From the entries below, tally how many lines contain "color" and report only that figure.

### RECORDED INFORMATION:
-- start --
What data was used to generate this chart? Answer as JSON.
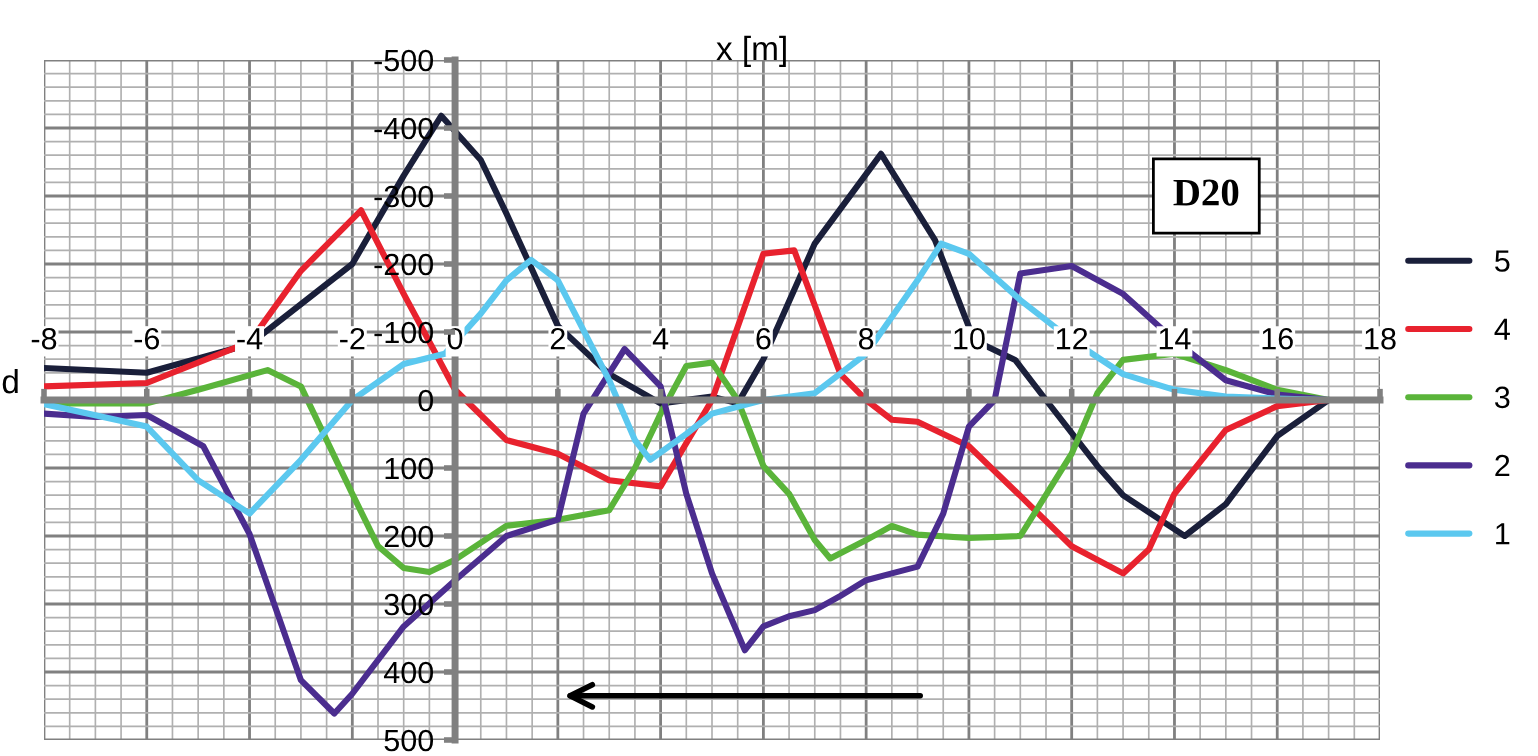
{
  "chart_data": {
    "type": "line",
    "xlabel": "x [m]",
    "ylabel": "d",
    "annotations": [
      "D20"
    ],
    "xlim": [
      -8,
      18
    ],
    "xticks": [
      -8,
      -6,
      -4,
      -2,
      0,
      2,
      4,
      6,
      8,
      10,
      12,
      14,
      16,
      18
    ],
    "ylim": [
      500,
      -500
    ],
    "yticks": [
      -500,
      -400,
      -300,
      -200,
      -100,
      0,
      100,
      200,
      300,
      400,
      500
    ],
    "grid": true,
    "legend": "right",
    "marker": "none",
    "line_style": "solid",
    "series": [
      {
        "name": "5",
        "color": "#1a1f3a",
        "x": [
          -8,
          -6,
          -4,
          -2,
          -1,
          -0.27,
          0.5,
          1,
          2,
          3,
          4,
          5,
          5.5,
          6,
          7,
          8.29,
          9.34,
          10.1,
          10.9,
          11.5,
          12.5,
          13,
          14.2,
          15,
          16,
          17
        ],
        "values": [
          -47,
          -40,
          -82,
          -200,
          -330,
          -418,
          -353,
          -274,
          -109,
          -38,
          5,
          -5,
          5,
          -60,
          -230,
          -362,
          -235,
          -88,
          -59,
          0,
          97,
          140,
          200,
          153,
          53,
          0
        ]
      },
      {
        "name": "4",
        "color": "#e8222e",
        "x": [
          -8,
          -6,
          -4,
          -3,
          -1.83,
          -1,
          0,
          1,
          2,
          3,
          4,
          5,
          6,
          6.6,
          7.5,
          8,
          8.5,
          9,
          10,
          11,
          12,
          13,
          13.5,
          14,
          15,
          16,
          17
        ],
        "values": [
          -20,
          -25,
          -85,
          -190,
          -279,
          -156,
          -15,
          59,
          79,
          118,
          127,
          0,
          -215,
          -220,
          -38,
          0,
          29,
          32,
          68,
          141,
          215,
          255,
          220,
          138,
          44,
          9,
          0
        ]
      },
      {
        "name": "3",
        "color": "#5ab43a",
        "x": [
          -8,
          -6,
          -5,
          -3.65,
          -3,
          -2,
          -1.5,
          -1,
          -0.5,
          0,
          1,
          2,
          3,
          3.5,
          4,
          4.5,
          5,
          5.5,
          6,
          6.5,
          7,
          7.3,
          8,
          8.5,
          9,
          10,
          11,
          12,
          12.5,
          13,
          14,
          15,
          16,
          17
        ],
        "values": [
          5,
          5,
          -15,
          -44,
          -20,
          138,
          215,
          247,
          253,
          235,
          185,
          176,
          162,
          100,
          20,
          -50,
          -55,
          0,
          97,
          138,
          206,
          233,
          206,
          185,
          198,
          203,
          200,
          79,
          -10,
          -59,
          -68,
          -44,
          -15,
          0
        ]
      },
      {
        "name": "2",
        "color": "#4b2d8f",
        "x": [
          -8,
          -7,
          -6,
          -4.9,
          -4,
          -3,
          -2.35,
          -2,
          -1,
          0,
          1,
          2,
          2.5,
          3.3,
          4,
          4.5,
          5,
          5.64,
          6,
          6.5,
          7,
          7.5,
          8,
          8.5,
          9,
          9.5,
          10,
          10.5,
          11,
          12,
          13,
          14,
          15,
          16,
          17
        ],
        "values": [
          20,
          25,
          22,
          68,
          197,
          412,
          461,
          432,
          333,
          265,
          200,
          176,
          20,
          -75,
          -20,
          138,
          255,
          368,
          333,
          318,
          309,
          288,
          265,
          255,
          245,
          167,
          39,
          0,
          -186,
          -197,
          -156,
          -88,
          -29,
          -8,
          0
        ]
      },
      {
        "name": "1",
        "color": "#5bc8ef",
        "x": [
          -8,
          -6,
          -5,
          -4,
          -3,
          -2,
          -1,
          -0.2,
          0.5,
          1,
          1.48,
          2,
          3,
          3.5,
          3.8,
          4.5,
          5,
          6,
          7,
          8,
          9,
          9.46,
          10,
          11,
          12,
          13,
          14,
          15,
          16,
          17
        ],
        "values": [
          6,
          39,
          118,
          167,
          88,
          0,
          -53,
          -68,
          -127,
          -176,
          -206,
          -176,
          -29,
          59,
          88,
          50,
          20,
          0,
          -10,
          -68,
          -176,
          -230,
          -215,
          -147,
          -88,
          -38,
          -15,
          -5,
          -2,
          0
        ]
      }
    ]
  }
}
-- end --
### RESPONSE TO THE EXERCISE:
5